• [Directions for this task] Search the data for the word "terms" and copy every line that contains it.

─── Data in this exercise ───

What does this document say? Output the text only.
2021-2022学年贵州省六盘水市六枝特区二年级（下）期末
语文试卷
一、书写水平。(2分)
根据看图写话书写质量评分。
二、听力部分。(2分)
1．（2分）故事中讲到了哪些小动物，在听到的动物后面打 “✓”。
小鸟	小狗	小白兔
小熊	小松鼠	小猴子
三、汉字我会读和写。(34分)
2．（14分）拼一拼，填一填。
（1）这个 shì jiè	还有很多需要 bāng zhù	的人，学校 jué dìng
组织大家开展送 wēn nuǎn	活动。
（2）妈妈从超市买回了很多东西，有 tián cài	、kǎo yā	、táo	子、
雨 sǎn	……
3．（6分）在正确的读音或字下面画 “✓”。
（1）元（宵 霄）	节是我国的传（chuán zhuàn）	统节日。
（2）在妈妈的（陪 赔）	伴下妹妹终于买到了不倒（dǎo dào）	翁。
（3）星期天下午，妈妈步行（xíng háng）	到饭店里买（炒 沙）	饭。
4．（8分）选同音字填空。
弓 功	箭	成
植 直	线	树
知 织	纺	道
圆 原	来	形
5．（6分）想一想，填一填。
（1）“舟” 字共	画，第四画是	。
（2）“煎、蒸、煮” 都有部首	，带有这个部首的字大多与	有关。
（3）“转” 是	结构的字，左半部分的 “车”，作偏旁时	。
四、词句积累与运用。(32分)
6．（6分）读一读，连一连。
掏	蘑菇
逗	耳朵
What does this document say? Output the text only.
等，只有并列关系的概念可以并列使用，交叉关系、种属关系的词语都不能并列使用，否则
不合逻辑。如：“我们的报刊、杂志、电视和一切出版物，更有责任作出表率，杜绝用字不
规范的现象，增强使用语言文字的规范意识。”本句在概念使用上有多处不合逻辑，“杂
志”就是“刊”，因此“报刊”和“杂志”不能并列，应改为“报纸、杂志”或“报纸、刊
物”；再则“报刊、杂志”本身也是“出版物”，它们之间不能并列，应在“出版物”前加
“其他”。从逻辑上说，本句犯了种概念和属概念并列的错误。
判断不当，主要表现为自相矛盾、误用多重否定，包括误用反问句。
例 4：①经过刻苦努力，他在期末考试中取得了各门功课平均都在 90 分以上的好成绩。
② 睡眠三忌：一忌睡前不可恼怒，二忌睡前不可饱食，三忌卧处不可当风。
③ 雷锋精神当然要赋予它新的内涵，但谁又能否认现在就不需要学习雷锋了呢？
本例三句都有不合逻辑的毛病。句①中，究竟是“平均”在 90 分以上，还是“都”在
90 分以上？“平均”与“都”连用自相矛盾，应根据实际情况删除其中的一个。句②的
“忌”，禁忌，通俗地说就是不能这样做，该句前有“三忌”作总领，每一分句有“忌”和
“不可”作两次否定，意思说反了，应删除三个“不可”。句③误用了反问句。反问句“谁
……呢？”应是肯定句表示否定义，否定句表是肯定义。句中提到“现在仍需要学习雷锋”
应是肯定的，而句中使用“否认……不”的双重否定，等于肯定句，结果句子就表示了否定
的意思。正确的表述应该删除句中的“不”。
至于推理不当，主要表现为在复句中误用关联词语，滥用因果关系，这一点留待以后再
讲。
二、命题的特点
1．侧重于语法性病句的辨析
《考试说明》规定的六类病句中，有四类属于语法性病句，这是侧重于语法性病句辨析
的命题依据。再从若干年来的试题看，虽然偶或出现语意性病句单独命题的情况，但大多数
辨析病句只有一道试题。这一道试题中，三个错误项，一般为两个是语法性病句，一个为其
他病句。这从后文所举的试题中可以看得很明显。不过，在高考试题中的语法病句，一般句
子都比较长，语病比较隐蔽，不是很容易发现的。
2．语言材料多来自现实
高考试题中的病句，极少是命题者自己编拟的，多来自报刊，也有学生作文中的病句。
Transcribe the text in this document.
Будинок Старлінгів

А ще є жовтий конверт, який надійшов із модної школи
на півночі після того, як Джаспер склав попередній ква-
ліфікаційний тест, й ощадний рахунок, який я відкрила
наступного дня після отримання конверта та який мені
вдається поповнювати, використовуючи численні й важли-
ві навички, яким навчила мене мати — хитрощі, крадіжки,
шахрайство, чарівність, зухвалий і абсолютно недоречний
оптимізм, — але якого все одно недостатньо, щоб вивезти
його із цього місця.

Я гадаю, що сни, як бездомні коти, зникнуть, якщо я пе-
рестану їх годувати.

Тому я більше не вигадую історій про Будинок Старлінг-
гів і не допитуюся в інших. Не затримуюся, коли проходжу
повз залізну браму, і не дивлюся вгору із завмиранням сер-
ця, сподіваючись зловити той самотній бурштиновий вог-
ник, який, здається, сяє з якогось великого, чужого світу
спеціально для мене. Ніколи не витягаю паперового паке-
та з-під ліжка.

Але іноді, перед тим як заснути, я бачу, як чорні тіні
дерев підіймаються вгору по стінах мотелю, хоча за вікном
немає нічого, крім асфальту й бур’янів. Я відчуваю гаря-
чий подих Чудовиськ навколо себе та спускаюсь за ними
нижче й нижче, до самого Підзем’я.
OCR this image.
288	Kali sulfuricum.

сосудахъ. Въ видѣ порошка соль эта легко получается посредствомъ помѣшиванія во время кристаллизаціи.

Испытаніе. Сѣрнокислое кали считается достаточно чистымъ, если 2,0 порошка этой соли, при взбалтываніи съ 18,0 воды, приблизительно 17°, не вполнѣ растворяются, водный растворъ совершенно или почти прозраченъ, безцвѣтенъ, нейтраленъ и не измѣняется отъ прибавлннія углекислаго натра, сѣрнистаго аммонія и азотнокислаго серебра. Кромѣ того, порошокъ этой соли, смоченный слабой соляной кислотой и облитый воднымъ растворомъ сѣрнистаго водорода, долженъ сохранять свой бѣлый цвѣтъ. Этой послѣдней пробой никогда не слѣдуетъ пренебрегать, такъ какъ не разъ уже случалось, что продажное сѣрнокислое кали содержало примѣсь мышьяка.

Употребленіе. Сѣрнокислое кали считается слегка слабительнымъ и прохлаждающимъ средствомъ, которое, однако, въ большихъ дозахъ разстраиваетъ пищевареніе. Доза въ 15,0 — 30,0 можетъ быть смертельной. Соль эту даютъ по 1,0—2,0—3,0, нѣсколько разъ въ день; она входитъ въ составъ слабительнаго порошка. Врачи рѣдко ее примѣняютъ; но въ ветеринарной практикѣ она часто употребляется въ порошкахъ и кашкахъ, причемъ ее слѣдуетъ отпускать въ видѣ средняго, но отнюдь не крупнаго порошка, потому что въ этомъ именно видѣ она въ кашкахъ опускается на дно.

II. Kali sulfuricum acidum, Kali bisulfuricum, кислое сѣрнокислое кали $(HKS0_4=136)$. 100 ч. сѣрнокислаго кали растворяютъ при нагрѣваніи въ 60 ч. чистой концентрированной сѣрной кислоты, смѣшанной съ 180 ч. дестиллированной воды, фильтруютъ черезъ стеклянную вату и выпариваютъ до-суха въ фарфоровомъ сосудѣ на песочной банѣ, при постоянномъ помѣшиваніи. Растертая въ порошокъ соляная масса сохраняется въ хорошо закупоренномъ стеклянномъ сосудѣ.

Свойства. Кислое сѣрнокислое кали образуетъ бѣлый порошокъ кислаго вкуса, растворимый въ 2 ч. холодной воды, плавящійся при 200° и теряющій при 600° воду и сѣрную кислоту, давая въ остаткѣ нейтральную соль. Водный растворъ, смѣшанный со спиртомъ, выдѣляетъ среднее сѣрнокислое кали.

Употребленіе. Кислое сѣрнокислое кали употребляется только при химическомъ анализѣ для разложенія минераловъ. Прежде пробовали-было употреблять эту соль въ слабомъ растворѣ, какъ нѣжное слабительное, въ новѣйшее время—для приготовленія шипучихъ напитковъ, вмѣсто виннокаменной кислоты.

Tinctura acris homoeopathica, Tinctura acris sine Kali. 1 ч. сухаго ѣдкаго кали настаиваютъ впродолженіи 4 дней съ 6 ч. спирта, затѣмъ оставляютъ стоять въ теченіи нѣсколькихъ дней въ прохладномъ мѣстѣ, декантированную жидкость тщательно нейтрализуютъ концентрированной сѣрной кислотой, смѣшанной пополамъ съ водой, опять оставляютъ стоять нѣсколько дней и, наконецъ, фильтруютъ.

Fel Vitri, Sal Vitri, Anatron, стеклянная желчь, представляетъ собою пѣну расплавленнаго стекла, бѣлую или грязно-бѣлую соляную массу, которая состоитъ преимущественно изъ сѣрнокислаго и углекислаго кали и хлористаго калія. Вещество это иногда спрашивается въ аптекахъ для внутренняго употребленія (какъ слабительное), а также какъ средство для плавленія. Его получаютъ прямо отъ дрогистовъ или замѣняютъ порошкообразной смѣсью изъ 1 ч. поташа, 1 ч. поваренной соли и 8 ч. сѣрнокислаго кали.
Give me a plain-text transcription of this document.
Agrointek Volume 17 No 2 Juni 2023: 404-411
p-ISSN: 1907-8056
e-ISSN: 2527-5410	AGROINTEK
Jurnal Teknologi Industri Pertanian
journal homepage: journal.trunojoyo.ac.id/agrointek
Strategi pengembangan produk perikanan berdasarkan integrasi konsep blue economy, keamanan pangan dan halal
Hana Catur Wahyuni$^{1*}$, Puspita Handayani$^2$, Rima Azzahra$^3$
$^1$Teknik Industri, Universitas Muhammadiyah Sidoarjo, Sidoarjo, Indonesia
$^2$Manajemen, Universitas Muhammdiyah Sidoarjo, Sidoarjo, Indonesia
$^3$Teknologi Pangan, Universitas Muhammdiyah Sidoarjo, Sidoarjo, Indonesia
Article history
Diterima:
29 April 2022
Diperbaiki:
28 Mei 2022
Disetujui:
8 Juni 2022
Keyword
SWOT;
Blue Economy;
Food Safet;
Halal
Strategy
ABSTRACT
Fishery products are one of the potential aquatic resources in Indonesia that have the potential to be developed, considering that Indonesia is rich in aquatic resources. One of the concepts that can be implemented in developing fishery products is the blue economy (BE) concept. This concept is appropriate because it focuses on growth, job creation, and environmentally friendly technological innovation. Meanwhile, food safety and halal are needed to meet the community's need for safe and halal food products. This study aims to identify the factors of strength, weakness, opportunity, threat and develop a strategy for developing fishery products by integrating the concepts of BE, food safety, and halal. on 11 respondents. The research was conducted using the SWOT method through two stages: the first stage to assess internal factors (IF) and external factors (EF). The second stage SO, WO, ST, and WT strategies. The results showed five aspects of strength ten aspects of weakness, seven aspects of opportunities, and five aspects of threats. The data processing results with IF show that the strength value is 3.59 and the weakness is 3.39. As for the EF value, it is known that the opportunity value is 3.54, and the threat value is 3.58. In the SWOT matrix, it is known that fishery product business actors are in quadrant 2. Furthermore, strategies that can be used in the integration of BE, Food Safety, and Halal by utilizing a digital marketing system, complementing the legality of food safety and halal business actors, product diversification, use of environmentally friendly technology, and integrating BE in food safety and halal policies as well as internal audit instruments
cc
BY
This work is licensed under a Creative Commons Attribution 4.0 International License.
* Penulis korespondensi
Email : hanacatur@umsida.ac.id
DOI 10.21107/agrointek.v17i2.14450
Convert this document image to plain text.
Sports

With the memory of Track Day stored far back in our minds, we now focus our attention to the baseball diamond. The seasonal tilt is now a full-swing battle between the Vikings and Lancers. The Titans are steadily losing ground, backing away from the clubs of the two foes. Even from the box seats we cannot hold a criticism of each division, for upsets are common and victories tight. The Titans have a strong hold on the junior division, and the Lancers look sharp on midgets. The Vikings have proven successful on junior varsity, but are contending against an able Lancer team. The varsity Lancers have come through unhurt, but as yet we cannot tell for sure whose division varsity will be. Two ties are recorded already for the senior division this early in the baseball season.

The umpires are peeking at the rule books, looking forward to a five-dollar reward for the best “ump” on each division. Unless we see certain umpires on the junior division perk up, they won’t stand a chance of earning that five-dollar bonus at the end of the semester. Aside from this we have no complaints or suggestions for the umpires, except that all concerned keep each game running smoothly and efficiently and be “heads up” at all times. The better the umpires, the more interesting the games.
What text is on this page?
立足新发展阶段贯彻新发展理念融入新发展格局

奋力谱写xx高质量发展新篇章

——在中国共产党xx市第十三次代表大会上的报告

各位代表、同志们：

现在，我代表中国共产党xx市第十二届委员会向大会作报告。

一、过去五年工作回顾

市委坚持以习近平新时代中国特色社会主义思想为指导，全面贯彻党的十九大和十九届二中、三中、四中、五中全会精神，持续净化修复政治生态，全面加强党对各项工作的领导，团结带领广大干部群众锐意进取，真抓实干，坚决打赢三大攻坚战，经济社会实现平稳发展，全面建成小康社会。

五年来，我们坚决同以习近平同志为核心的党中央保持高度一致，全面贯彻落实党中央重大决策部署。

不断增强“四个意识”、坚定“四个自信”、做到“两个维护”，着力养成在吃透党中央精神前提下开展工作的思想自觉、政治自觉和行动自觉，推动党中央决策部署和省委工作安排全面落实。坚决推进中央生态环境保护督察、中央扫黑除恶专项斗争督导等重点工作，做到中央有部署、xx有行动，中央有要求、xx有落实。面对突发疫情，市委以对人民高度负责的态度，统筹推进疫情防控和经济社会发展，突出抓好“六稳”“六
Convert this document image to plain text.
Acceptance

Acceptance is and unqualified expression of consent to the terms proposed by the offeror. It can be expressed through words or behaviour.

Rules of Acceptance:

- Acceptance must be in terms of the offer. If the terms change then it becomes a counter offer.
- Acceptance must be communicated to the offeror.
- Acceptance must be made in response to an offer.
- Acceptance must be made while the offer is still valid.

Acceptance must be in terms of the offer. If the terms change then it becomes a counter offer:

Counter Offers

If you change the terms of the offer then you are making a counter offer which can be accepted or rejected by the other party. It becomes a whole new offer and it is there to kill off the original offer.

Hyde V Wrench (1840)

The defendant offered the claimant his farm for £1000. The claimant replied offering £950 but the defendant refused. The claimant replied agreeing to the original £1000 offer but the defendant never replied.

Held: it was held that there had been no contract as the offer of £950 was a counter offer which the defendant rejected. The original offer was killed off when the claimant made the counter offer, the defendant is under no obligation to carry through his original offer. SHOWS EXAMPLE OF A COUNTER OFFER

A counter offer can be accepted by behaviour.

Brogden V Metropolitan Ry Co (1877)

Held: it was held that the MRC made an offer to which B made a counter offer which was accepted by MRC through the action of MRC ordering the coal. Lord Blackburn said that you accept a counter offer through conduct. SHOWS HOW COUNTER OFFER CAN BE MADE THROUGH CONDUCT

───

• [Expected answer]
Acceptance is and unqualified expression of consent to the terms proposed by the offeror. It can be expressed through words or behaviour.
- Acceptance must be in terms of the offer. If the terms change then it becomes a counter offer.
Acceptance must be in terms of the offer. If the terms change then it becomes a counter offer:
If you change the terms of the offer then you are making a counter offer which can be accepted or rejected by the other party. It becomes a whole new offer and it is there to kill off the original offer.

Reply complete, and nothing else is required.